## EXTRACTED DATA
○ ○ ○

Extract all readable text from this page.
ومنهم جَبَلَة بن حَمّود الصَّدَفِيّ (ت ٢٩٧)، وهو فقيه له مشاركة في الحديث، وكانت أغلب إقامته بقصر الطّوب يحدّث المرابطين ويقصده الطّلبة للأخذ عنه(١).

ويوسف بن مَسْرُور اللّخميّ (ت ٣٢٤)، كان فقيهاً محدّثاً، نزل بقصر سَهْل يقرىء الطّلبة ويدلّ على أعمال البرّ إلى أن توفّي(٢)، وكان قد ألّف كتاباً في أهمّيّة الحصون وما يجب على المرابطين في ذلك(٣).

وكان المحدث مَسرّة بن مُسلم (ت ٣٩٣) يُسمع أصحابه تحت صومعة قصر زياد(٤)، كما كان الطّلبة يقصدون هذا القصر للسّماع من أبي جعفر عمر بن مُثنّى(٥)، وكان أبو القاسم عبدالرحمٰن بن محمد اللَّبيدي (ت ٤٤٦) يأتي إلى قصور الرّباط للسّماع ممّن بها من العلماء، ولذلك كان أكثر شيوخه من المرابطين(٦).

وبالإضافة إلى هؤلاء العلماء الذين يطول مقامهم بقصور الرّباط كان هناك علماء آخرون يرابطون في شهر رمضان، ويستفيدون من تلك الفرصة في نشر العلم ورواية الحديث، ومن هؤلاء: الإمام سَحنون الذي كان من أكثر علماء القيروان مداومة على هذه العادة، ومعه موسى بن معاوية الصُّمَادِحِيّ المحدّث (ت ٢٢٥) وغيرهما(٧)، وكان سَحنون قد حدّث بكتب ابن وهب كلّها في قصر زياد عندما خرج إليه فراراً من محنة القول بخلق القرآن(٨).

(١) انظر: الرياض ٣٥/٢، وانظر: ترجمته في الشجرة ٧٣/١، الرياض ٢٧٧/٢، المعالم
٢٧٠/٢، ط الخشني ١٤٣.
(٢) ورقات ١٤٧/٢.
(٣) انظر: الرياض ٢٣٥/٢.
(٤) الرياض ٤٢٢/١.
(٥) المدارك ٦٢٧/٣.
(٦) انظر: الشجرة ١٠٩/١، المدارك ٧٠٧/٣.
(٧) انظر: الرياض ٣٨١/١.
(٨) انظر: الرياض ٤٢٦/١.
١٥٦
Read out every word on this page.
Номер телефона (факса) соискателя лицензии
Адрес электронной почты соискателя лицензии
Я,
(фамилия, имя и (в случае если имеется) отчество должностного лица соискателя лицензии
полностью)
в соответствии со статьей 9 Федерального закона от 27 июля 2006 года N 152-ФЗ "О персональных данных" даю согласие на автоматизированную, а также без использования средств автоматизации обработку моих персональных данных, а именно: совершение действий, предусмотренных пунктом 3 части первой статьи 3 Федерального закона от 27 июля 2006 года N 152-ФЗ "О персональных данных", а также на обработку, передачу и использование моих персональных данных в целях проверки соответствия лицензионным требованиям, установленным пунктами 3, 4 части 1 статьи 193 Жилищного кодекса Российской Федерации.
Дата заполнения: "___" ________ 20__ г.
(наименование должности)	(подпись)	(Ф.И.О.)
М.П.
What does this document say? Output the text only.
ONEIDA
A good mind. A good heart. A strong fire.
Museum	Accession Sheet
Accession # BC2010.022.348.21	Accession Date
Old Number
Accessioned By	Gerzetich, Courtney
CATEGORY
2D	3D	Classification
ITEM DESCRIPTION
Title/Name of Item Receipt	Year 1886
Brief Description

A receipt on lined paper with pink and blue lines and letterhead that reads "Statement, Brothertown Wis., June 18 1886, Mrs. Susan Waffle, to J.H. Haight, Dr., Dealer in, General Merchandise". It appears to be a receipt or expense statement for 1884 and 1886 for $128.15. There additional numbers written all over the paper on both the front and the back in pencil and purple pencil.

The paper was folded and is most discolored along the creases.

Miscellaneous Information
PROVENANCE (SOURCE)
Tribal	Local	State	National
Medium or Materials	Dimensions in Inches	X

○ ○ ○

Restate the data above word for word, please.

Extract all readable text from this page.
ومنهم جَبَلَة بن حَمّود الصَّدَفِيّ (ت ٢٩٧)، وهو فقيه له مشاركة في الحديث، وكانت أغلب إقامته بقصر الطّوب يحدّث المرابطين ويقصده الطّلبة للأخذ عنه(١).

ويوسف بن مَسْرُور اللّخميّ (ت ٣٢٤)، كان فقيهاً محدّثاً، نزل بقصر سَهْل يقرىء الطّلبة ويدلّ على أعمال البرّ إلى أن توفّي(٢)، وكان قد ألّف كتاباً في أهمّيّة الحصون وما يجب على المرابطين في ذلك(٣).

وكان المحدث مَسرّة بن مُسلم (ت ٣٩٣) يُسمع أصحابه تحت صومعة قصر زياد(٤)، كما كان الطّلبة يقصدون هذا القصر للسّماع من أبي جعفر عمر بن مُثنّى(٥)، وكان أبو القاسم عبدالرحمٰن بن محمد اللَّبيدي (ت ٤٤٦) يأتي إلى قصور الرّباط للسّماع ممّن بها من العلماء، ولذلك كان أكثر شيوخه من المرابطين(٦).

وبالإضافة إلى هؤلاء العلماء الذين يطول مقامهم بقصور الرّباط كان هناك علماء آخرون يرابطون في شهر رمضان، ويستفيدون من تلك الفرصة في نشر العلم ورواية الحديث، ومن هؤلاء: الإمام سَحنون الذي كان من أكثر علماء القيروان مداومة على هذه العادة، ومعه موسى بن معاوية الصُّمَادِحِيّ المحدّث (ت ٢٢٥) وغيرهما(٧)، وكان سَحنون قد حدّث بكتب ابن وهب كلّها في قصر زياد عندما خرج إليه فراراً من محنة القول بخلق القرآن(٨).

(١) انظر: الرياض ٣٥/٢، وانظر: ترجمته في الشجرة ٧٣/١، الرياض ٢٧٧/٢، المعالم
٢٧٠/٢، ط الخشني ١٤٣.
(٢) ورقات ١٤٧/٢.
(٣) انظر: الرياض ٢٣٥/٢.
(٤) الرياض ٤٢٢/١.
(٥) المدارك ٦٢٧/٣.
(٦) انظر: الشجرة ١٠٩/١، المدارك ٧٠٧/٣.
(٧) انظر: الرياض ٣٨١/١.
(٨) انظر: الرياض ٤٢٦/١.
١٥٦
Read out every word on this page.
Номер телефона (факса) соискателя лицензии
Адрес электронной почты соискателя лицензии
Я,
(фамилия, имя и (в случае если имеется) отчество должностного лица соискателя лицензии
полностью)
в соответствии со статьей 9 Федерального закона от 27 июля 2006 года N 152-ФЗ "О персональных данных" даю согласие на автоматизированную, а также без использования средств автоматизации обработку моих персональных данных, а именно: совершение действий, предусмотренных пунктом 3 части первой статьи 3 Федерального закона от 27 июля 2006 года N 152-ФЗ "О персональных данных", а также на обработку, передачу и использование моих персональных данных в целях проверки соответствия лицензионным требованиям, установленным пунктами 3, 4 части 1 статьи 193 Жилищного кодекса Российской Федерации.
Дата заполнения: "___" ________ 20__ г.
(наименование должности)	(подпись)	(Ф.И.О.)
М.П.
What does this document say? Output the text only.
ONEIDA
A good mind. A good heart. A strong fire.
Museum	Accession Sheet
Accession # BC2010.022.348.21	Accession Date
Old Number
Accessioned By	Gerzetich, Courtney
CATEGORY
2D	3D	Classification
ITEM DESCRIPTION
Title/Name of Item Receipt	Year 1886
Brief Description

A receipt on lined paper with pink and blue lines and letterhead that reads "Statement, Brothertown Wis., June 18 1886, Mrs. Susan Waffle, to J.H. Haight, Dr., Dealer in, General Merchandise". It appears to be a receipt or expense statement for 1884 and 1886 for $128.15. There additional numbers written all over the paper on both the front and the back in pencil and purple pencil.

The paper was folded and is most discolored along the creases.

Miscellaneous Information
PROVENANCE (SOURCE)
Tribal	Local	State	National
Medium or Materials	Dimensions in Inches	X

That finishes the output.